**STATED PROBLEM**.
Look through the lines and report how many include the word "text", giving nothing but the number.
——————
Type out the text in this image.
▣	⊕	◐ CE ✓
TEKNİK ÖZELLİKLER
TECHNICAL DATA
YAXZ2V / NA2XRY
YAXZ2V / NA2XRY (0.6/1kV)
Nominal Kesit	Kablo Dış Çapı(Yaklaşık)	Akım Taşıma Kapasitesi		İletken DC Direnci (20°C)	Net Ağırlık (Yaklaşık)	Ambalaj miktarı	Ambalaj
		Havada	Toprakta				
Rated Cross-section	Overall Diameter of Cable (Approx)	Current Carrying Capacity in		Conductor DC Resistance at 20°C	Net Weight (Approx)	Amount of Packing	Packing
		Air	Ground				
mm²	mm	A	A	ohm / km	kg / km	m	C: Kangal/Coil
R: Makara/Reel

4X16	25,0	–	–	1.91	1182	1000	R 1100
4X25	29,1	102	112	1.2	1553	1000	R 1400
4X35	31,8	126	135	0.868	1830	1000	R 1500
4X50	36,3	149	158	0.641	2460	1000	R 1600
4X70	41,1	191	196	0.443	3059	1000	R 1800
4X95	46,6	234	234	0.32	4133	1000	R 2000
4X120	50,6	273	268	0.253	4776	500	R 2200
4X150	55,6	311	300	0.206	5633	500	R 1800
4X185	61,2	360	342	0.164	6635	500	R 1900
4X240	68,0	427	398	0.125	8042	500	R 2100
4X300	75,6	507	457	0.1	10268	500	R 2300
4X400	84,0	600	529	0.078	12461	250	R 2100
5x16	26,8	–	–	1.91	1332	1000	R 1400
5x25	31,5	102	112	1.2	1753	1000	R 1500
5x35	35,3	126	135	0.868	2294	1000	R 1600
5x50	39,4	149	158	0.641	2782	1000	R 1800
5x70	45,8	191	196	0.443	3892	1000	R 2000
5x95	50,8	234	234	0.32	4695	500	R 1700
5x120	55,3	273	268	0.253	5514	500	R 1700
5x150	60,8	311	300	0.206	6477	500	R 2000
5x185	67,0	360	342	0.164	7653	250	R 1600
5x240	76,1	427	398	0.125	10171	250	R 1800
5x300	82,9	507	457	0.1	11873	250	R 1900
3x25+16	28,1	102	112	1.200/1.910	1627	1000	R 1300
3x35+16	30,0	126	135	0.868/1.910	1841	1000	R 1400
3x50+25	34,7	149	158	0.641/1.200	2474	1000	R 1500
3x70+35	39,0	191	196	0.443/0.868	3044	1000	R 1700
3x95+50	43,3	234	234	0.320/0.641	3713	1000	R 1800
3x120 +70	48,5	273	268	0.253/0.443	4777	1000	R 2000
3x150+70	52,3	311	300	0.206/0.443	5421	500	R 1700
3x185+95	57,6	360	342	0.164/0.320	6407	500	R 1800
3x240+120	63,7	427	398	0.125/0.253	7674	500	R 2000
——————
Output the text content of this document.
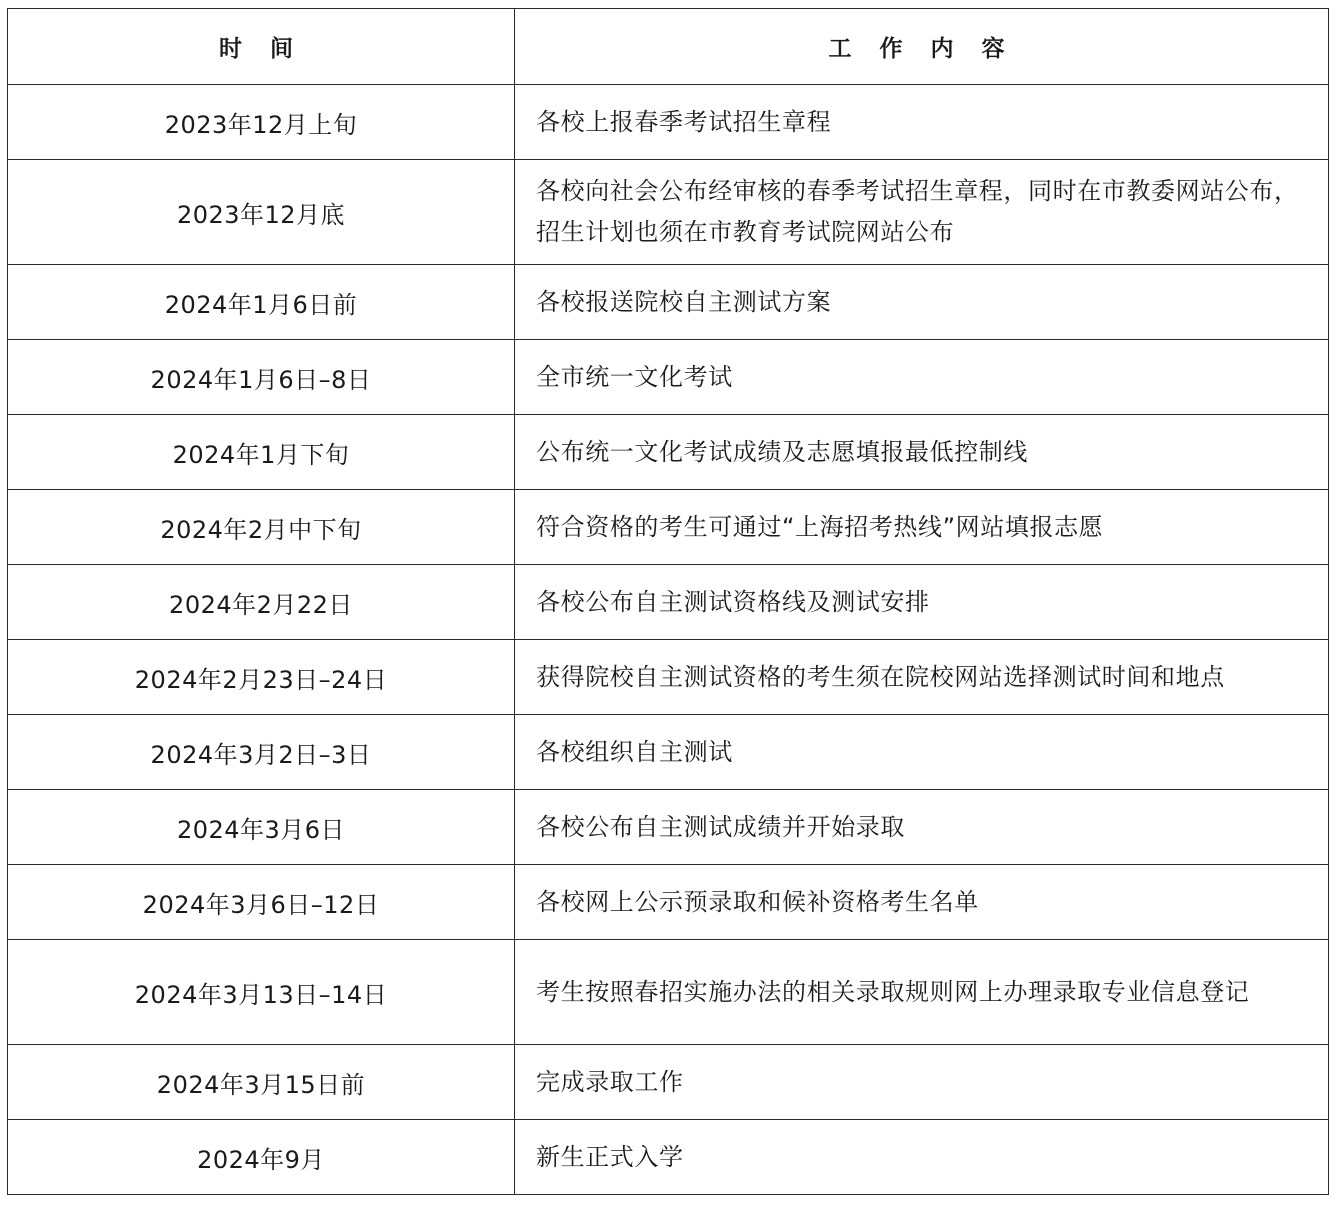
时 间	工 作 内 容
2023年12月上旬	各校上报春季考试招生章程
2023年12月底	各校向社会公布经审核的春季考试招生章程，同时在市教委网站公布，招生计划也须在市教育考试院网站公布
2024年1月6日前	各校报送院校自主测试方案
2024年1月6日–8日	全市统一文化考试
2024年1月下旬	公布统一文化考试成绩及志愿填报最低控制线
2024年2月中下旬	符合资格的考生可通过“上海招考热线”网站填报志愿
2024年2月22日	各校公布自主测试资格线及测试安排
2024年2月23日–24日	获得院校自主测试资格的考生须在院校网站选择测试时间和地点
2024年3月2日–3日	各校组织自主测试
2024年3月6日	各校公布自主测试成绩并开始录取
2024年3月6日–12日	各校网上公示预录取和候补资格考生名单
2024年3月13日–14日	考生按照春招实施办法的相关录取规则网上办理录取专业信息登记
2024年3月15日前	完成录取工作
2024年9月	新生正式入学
——————
**SOLUTION FOR THIS PROBLEM**.
2